**Source records:**
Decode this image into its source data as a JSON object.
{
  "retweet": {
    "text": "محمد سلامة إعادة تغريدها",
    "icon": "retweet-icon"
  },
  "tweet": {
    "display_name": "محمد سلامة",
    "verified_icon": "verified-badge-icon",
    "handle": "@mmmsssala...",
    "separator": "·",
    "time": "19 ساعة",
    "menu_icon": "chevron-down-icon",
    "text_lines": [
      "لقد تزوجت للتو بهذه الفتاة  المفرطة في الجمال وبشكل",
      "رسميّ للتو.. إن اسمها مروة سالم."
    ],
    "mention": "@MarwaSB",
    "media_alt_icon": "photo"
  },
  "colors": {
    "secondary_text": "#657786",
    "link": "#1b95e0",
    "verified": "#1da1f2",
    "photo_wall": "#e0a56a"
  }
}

**Problem:** Write only the number of lines in the records that include the word "محمد".

**Reply to the task:** 2